- [TASK DIRECTIONS]: Wherever a line holds the word "JSON", copy that line out.

- [EXERCISE MATERIALS]:

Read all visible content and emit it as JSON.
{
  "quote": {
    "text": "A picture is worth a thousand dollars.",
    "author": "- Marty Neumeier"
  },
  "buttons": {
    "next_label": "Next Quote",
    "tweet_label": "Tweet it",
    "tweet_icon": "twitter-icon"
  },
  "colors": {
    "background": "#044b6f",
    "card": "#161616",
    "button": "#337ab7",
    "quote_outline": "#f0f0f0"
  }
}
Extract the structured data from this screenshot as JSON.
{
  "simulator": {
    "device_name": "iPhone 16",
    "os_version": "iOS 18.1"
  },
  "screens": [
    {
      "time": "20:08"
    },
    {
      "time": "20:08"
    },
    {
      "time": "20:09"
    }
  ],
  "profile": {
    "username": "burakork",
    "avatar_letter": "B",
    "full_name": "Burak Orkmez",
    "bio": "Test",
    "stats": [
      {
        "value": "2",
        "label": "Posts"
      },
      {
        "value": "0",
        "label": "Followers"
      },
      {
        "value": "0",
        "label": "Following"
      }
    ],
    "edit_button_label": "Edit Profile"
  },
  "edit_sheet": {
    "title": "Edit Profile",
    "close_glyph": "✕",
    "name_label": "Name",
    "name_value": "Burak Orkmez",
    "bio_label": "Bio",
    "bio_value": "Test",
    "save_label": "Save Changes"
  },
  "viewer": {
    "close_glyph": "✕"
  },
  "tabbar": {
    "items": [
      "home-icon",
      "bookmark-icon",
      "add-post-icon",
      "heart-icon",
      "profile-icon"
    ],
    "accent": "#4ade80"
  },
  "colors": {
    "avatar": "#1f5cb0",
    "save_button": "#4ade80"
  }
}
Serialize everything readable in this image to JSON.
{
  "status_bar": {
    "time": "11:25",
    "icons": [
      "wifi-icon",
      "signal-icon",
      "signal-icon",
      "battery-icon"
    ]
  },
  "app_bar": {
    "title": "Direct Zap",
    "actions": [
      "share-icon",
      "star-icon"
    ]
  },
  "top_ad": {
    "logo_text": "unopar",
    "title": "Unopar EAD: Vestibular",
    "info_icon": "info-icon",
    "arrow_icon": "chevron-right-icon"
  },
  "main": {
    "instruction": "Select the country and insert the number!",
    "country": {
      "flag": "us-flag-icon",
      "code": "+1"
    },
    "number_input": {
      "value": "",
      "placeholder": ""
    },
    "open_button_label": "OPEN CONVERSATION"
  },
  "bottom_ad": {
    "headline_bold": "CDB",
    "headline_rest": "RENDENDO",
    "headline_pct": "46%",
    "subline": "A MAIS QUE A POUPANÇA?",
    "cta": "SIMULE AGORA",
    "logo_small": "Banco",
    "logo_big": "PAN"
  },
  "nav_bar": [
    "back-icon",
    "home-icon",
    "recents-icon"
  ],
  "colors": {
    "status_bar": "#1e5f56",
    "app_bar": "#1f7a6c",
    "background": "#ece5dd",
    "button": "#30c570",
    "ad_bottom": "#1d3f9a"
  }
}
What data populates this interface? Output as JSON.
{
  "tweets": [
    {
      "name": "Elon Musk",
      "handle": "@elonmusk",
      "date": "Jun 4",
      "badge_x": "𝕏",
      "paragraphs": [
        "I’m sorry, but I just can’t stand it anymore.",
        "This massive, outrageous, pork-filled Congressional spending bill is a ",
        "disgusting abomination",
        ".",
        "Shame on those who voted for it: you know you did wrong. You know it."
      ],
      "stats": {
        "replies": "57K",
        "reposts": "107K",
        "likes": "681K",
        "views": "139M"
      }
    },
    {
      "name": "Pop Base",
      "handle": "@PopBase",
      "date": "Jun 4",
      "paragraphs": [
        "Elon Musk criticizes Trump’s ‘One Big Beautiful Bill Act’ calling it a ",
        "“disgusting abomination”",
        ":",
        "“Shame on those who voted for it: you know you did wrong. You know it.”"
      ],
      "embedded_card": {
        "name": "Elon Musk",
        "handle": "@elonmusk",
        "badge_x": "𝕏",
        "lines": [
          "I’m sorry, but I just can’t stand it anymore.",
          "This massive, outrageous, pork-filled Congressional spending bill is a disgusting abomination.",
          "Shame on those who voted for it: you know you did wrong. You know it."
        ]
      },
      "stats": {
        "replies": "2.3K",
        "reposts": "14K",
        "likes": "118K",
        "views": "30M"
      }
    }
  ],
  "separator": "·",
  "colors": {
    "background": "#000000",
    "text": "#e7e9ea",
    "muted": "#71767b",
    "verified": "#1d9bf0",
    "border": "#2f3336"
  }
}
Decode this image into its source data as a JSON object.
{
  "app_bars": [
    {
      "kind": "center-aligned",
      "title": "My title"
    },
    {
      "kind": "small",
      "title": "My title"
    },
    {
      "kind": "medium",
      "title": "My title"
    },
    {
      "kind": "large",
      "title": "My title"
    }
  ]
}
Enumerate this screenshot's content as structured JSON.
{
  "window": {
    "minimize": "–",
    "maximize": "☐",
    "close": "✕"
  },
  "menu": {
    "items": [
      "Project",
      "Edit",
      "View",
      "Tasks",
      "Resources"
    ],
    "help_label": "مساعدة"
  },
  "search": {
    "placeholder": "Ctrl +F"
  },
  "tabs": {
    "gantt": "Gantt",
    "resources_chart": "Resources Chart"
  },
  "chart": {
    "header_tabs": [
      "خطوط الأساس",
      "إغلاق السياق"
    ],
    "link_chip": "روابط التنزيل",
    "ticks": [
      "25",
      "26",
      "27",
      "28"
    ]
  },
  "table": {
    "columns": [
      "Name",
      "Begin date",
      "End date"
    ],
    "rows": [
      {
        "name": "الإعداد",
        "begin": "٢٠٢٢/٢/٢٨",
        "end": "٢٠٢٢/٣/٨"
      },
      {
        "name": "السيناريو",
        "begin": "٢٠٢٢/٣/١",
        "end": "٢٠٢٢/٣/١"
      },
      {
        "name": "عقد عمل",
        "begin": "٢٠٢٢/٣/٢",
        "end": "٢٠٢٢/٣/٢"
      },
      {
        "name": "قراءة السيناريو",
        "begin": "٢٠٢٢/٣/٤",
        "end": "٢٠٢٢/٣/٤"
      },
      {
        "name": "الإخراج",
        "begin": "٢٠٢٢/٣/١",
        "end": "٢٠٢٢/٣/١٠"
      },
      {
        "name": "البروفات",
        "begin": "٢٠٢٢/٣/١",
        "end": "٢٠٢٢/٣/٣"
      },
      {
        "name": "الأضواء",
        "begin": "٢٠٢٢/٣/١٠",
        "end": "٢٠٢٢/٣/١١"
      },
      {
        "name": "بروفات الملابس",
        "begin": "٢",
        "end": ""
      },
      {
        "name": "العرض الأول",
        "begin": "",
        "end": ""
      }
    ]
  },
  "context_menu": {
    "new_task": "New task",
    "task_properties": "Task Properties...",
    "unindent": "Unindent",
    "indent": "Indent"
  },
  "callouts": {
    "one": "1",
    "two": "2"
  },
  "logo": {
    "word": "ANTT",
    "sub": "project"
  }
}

- [EXERCISE ANSWER]:
Read all visible content and emit it as JSON.
Extract the structured data from this screenshot as JSON.
Serialize everything readable in this image to JSON.
What data populates this interface? Output as JSON.
Decode this image into its source data as a JSON object.
Enumerate this screenshot's content as structured JSON.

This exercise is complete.